→ RECORDS SHOWN
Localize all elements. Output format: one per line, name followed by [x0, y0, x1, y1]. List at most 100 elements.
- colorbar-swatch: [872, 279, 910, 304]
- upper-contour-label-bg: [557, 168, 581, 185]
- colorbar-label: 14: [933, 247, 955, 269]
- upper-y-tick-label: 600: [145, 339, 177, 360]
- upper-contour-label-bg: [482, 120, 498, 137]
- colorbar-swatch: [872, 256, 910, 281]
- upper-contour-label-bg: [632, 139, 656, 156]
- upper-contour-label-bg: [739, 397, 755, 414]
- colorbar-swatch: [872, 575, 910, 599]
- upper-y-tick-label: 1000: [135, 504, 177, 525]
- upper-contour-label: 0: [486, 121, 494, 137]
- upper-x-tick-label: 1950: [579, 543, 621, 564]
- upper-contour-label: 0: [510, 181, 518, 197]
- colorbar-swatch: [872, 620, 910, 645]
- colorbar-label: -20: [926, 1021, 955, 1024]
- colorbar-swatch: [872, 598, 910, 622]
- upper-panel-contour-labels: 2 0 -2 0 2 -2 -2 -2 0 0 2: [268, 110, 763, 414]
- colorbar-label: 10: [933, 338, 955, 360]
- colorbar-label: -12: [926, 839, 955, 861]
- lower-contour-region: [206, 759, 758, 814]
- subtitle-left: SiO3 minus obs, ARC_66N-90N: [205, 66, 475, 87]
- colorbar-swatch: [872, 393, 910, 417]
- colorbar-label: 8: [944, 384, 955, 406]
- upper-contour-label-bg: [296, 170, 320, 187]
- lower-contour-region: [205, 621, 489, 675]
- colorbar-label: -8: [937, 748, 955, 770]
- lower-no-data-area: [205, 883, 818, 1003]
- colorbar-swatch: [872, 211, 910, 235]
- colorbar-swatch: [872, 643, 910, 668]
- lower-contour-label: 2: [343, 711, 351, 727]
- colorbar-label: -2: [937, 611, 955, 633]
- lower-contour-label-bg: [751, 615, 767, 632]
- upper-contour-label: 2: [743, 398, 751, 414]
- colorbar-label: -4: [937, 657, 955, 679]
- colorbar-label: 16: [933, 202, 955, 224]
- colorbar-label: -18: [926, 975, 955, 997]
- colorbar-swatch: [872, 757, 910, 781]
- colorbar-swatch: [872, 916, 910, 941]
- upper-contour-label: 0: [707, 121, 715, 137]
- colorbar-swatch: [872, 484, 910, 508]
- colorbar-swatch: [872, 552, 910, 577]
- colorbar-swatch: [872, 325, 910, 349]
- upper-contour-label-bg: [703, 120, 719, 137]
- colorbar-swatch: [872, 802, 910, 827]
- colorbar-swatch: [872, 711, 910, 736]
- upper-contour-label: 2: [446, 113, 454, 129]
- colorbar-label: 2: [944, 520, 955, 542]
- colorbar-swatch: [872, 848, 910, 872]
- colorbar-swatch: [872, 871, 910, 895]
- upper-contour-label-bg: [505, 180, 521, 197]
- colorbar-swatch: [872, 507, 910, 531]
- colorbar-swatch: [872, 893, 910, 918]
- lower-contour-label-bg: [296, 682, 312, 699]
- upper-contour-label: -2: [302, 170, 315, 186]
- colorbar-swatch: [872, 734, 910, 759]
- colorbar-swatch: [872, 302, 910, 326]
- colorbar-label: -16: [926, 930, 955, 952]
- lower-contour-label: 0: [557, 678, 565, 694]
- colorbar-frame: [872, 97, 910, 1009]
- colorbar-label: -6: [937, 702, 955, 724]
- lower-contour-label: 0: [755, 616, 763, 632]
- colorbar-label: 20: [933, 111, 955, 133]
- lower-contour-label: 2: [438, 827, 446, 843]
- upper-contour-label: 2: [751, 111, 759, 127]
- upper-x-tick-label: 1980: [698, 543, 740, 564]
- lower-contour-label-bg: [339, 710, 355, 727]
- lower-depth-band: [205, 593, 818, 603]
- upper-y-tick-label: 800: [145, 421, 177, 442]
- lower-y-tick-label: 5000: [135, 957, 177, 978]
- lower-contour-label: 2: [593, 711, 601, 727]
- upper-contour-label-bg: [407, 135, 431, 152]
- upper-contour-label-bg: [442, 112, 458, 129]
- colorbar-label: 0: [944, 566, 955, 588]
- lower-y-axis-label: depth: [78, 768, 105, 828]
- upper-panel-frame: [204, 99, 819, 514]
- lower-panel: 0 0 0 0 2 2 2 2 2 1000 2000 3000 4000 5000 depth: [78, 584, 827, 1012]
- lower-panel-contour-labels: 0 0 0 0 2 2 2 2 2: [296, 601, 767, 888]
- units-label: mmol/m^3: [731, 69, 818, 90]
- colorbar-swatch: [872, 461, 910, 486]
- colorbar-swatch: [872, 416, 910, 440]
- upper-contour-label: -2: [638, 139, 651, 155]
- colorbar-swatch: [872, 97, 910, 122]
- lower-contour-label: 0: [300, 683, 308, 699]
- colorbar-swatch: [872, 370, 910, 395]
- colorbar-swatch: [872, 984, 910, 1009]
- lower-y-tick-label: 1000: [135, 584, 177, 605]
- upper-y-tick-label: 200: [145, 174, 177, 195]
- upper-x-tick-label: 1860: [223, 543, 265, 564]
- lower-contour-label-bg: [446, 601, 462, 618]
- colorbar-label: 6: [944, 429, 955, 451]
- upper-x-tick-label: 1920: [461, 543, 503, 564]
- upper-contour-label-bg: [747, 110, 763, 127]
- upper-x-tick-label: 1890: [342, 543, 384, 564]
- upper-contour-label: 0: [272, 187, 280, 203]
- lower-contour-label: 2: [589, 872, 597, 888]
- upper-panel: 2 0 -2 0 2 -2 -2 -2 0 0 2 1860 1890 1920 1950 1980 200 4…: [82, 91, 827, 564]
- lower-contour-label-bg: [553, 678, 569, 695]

→ WRITTEN EXERCISE
Please reproduce the rows above, replacing "colorbar-swatch" with "legend-swatch" wherever it occurs and leaving everything else unchanged.

→ CORRECT OUTPUT
Localize all elements. Output format: one per line, name followed by [x0, y0, x1, y1]. List at most 100 elements.
- legend-swatch: [872, 279, 910, 304]
- upper-contour-label-bg: [557, 168, 581, 185]
- colorbar-label: 14: [933, 247, 955, 269]
- upper-y-tick-label: 600: [145, 339, 177, 360]
- upper-contour-label-bg: [482, 120, 498, 137]
- legend-swatch: [872, 256, 910, 281]
- upper-contour-label-bg: [632, 139, 656, 156]
- upper-contour-label-bg: [739, 397, 755, 414]
- legend-swatch: [872, 575, 910, 599]
- upper-y-tick-label: 1000: [135, 504, 177, 525]
- upper-contour-label: 0: [486, 121, 494, 137]
- upper-x-tick-label: 1950: [579, 543, 621, 564]
- upper-contour-label: 0: [510, 181, 518, 197]
- legend-swatch: [872, 620, 910, 645]
- colorbar-label: -20: [926, 1021, 955, 1024]
- legend-swatch: [872, 598, 910, 622]
- upper-panel-contour-labels: 2 0 -2 0 2 -2 -2 -2 0 0 2: [268, 110, 763, 414]
- colorbar-label: 10: [933, 338, 955, 360]
- colorbar-label: -12: [926, 839, 955, 861]
- lower-contour-region: [206, 759, 758, 814]
- subtitle-left: SiO3 minus obs, ARC_66N-90N: [205, 66, 475, 87]
- legend-swatch: [872, 393, 910, 417]
- colorbar-label: 8: [944, 384, 955, 406]
- upper-contour-label-bg: [296, 170, 320, 187]
- lower-contour-region: [205, 621, 489, 675]
- colorbar-label: -8: [937, 748, 955, 770]
- lower-no-data-area: [205, 883, 818, 1003]
- legend-swatch: [872, 211, 910, 235]
- legend-swatch: [872, 643, 910, 668]
- lower-contour-label: 2: [343, 711, 351, 727]
- colorbar-label: -2: [937, 611, 955, 633]
- lower-contour-label-bg: [751, 615, 767, 632]
- upper-contour-label: 2: [743, 398, 751, 414]
- colorbar-label: -4: [937, 657, 955, 679]
- colorbar-label: 16: [933, 202, 955, 224]
- colorbar-label: -18: [926, 975, 955, 997]
- legend-swatch: [872, 757, 910, 781]
- legend-swatch: [872, 916, 910, 941]
- upper-contour-label: 0: [707, 121, 715, 137]
- legend-swatch: [872, 484, 910, 508]
- legend-swatch: [872, 552, 910, 577]
- legend-swatch: [872, 325, 910, 349]
- upper-contour-label-bg: [703, 120, 719, 137]
- legend-swatch: [872, 802, 910, 827]
- legend-swatch: [872, 711, 910, 736]
- upper-contour-label: 2: [446, 113, 454, 129]
- colorbar-label: 2: [944, 520, 955, 542]
- legend-swatch: [872, 848, 910, 872]
- legend-swatch: [872, 871, 910, 895]
- upper-contour-label-bg: [505, 180, 521, 197]
- legend-swatch: [872, 507, 910, 531]
- legend-swatch: [872, 893, 910, 918]
- lower-contour-label-bg: [296, 682, 312, 699]
- upper-contour-label: -2: [302, 170, 315, 186]
- legend-swatch: [872, 734, 910, 759]
- legend-swatch: [872, 302, 910, 326]
- colorbar-label: -16: [926, 930, 955, 952]
- lower-contour-label: 0: [557, 678, 565, 694]
- colorbar-frame: [872, 97, 910, 1009]
- colorbar-label: -6: [937, 702, 955, 724]
- lower-contour-label: 0: [755, 616, 763, 632]
- colorbar-label: 20: [933, 111, 955, 133]
- lower-contour-label: 2: [438, 827, 446, 843]
- upper-contour-label: 2: [751, 111, 759, 127]
- upper-x-tick-label: 1980: [698, 543, 740, 564]
- lower-contour-label-bg: [339, 710, 355, 727]
- lower-depth-band: [205, 593, 818, 603]
- upper-y-tick-label: 800: [145, 421, 177, 442]
- lower-y-tick-label: 5000: [135, 957, 177, 978]
- lower-contour-label: 2: [593, 711, 601, 727]
- upper-contour-label-bg: [407, 135, 431, 152]
- upper-contour-label-bg: [442, 112, 458, 129]
- colorbar-label: 0: [944, 566, 955, 588]
- lower-y-axis-label: depth: [78, 768, 105, 828]
- upper-panel-frame: [204, 99, 819, 514]
- lower-panel: 0 0 0 0 2 2 2 2 2 1000 2000 3000 4000 5000 depth: [78, 584, 827, 1012]
- lower-panel-contour-labels: 0 0 0 0 2 2 2 2 2: [296, 601, 767, 888]
- units-label: mmol/m^3: [731, 69, 818, 90]
- legend-swatch: [872, 461, 910, 486]
- legend-swatch: [872, 416, 910, 440]
- upper-contour-label: -2: [638, 139, 651, 155]
- legend-swatch: [872, 97, 910, 122]
- lower-contour-label: 0: [300, 683, 308, 699]
- legend-swatch: [872, 370, 910, 395]
- legend-swatch: [872, 984, 910, 1009]
- lower-y-tick-label: 1000: [135, 584, 177, 605]
- upper-y-tick-label: 200: [145, 174, 177, 195]
- upper-x-tick-label: 1860: [223, 543, 265, 564]
- lower-contour-label-bg: [446, 601, 462, 618]
- colorbar-label: 6: [944, 429, 955, 451]
- upper-x-tick-label: 1920: [461, 543, 503, 564]
- upper-contour-label-bg: [747, 110, 763, 127]
- upper-x-tick-label: 1890: [342, 543, 384, 564]
- upper-contour-label: 0: [272, 187, 280, 203]
- lower-contour-label: 2: [589, 872, 597, 888]
- upper-panel: 2 0 -2 0 2 -2 -2 -2 0 0 2 1860 1890 1920 1950 1980 200 4…: [82, 91, 827, 564]
- lower-contour-label-bg: [553, 678, 569, 695]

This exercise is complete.